Document page text data

═══

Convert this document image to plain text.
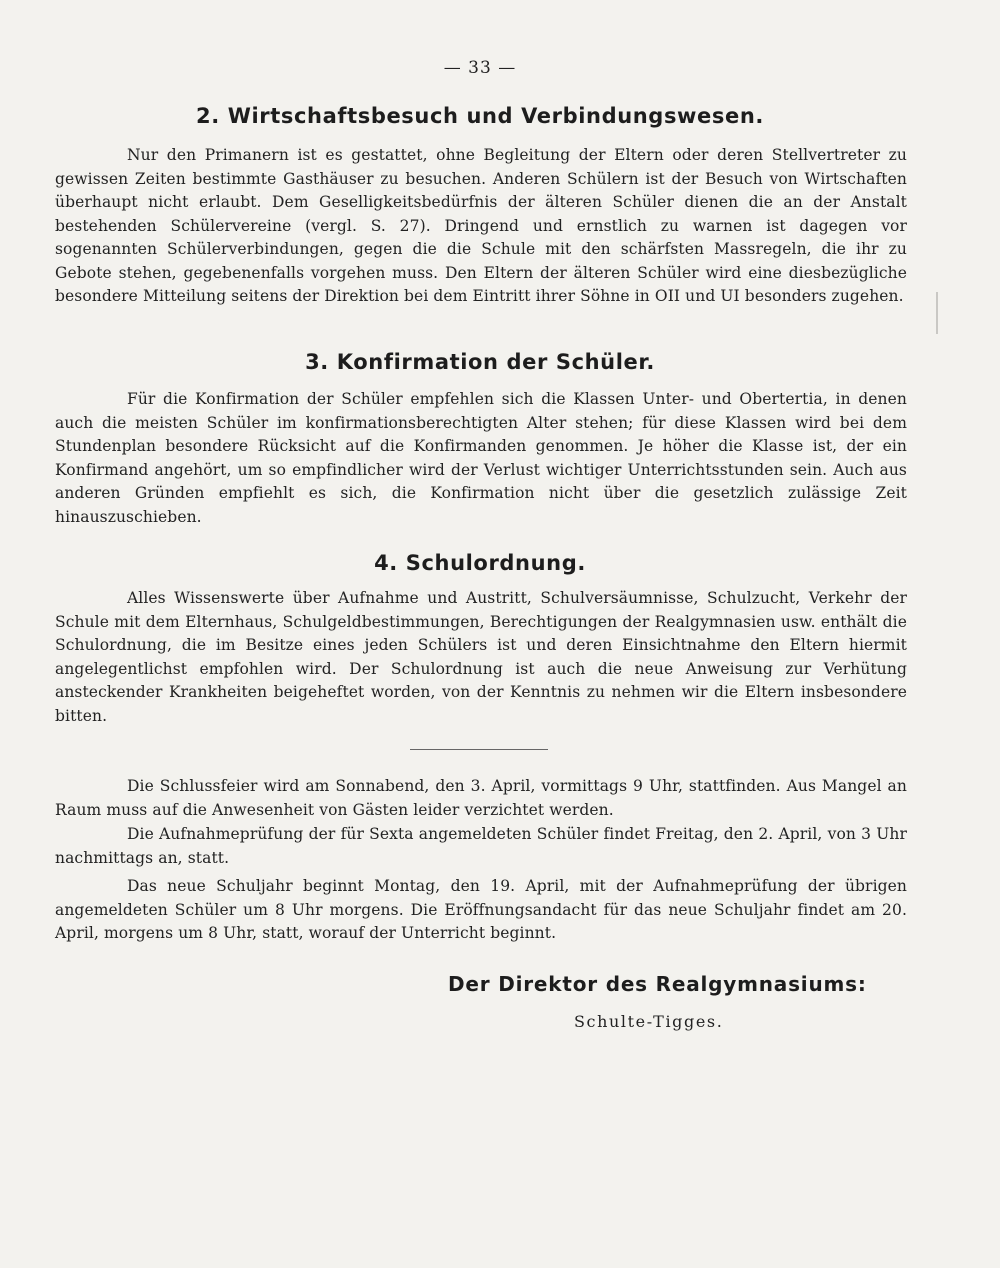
— 33 —
2. Wirtschaftsbesuch und Verbindungswesen.

Nur den Primanern ist es gestattet, ohne Begleitung der Eltern oder deren Stellvertreter zu gewissen Zeiten bestimmte Gasthäuser zu besuchen. Anderen Schülern ist der Besuch von Wirtschaften überhaupt nicht erlaubt. Dem Geselligkeitsbedürfnis der älteren Schüler dienen die an der Anstalt bestehenden Schülervereine (vergl. S. 27). Dringend und ernstlich zu warnen ist dagegen vor sogenannten Schülerverbindungen, gegen die die Schule mit den schärfsten Massregeln, die ihr zu Gebote stehen, gegebenenfalls vorgehen muss. Den Eltern der älteren Schüler wird eine diesbezügliche besondere Mitteilung seitens der Direktion bei dem Eintritt ihrer Söhne in OII und UI besonders zugehen.

3. Konfirmation der Schüler.

Für die Konfirmation der Schüler empfehlen sich die Klassen Unter- und Obertertia, in denen auch die meisten Schüler im konfirmationsberechtigten Alter stehen; für diese Klassen wird bei dem Stundenplan besondere Rücksicht auf die Konfirmanden genommen. Je höher die Klasse ist, der ein Konfirmand angehört, um so empfindlicher wird der Verlust wichtiger Unterrichtsstunden sein. Auch aus anderen Gründen empfiehlt es sich, die Konfirmation nicht über die gesetzlich zulässige Zeit hinauszuschieben.

4. Schulordnung.

Alles Wissenswerte über Aufnahme und Austritt, Schulversäumnisse, Schulzucht, Verkehr der Schule mit dem Elternhaus, Schulgeldbestimmungen, Berechtigungen der Realgymnasien usw. enthält die Schulordnung, die im Besitze eines jeden Schülers ist und deren Einsichtnahme den Eltern hiermit angelegentlichst empfohlen wird. Der Schulordnung ist auch die neue Anweisung zur Verhütung ansteckender Krankheiten beigeheftet worden, von der Kenntnis zu nehmen wir die Eltern insbesondere bitten.

Die Schlussfeier wird am Sonnabend, den 3. April, vormittags 9 Uhr, stattfinden. Aus Mangel an Raum muss auf die Anwesenheit von Gästen leider verzichtet werden.

Die Aufnahmeprüfung der für Sexta angemeldeten Schüler findet Freitag, den 2. April, von 3 Uhr nachmittags an, statt.

Das neue Schuljahr beginnt Montag, den 19. April, mit der Aufnahmeprüfung der übrigen angemeldeten Schüler um 8 Uhr morgens. Die Eröffnungsandacht für das neue Schuljahr findet am 20. April, morgens um 8 Uhr, statt, worauf der Unterricht beginnt.

Der Direktor des Realgymnasiums:
Schulte-Tigges.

═══

* [Work item]: Gather from the entries above all lines that include the string "Eltern".

* [Result for this task]:
Nur den Primanern ist es gestattet, ohne Begleitung der Eltern oder deren Stellvertreter zu gewissen Zeiten bestimmte Gasthäuser zu besuchen. Anderen Schülern ist der Besuch von Wirtschaften überhaupt nicht erlaubt. Dem Geselligkeitsbedürfnis der älteren Schüler dienen die an der Anstalt bestehenden Schülervereine (vergl. S. 27). Dringend und ernstlich zu warnen ist dagegen vor sogenannten Schülerverbindungen, gegen die die Schule mit den schärfsten Massregeln, die ihr zu Gebote stehen, gegebenenfalls vorgehen muss. Den Eltern der älteren Schüler wird eine diesbezügliche besondere Mitteilung seitens der Direktion bei dem Eintritt ihrer Söhne in OII und UI besonders zugehen.
Alles Wissenswerte über Aufnahme und Austritt, Schulversäumnisse, Schulzucht, Verkehr der Schule mit dem Elternhaus, Schulgeldbestimmungen, Berechtigungen der Realgymnasien usw. enthält die Schulordnung, die im Besitze eines jeden Schülers ist und deren Einsichtnahme den Eltern hiermit angelegentlichst empfohlen wird. Der Schulordnung ist auch die neue Anweisung zur Verhütung ansteckender Krankheiten beigeheftet worden, von der Kenntnis zu nehmen wir die Eltern insbesondere bitten.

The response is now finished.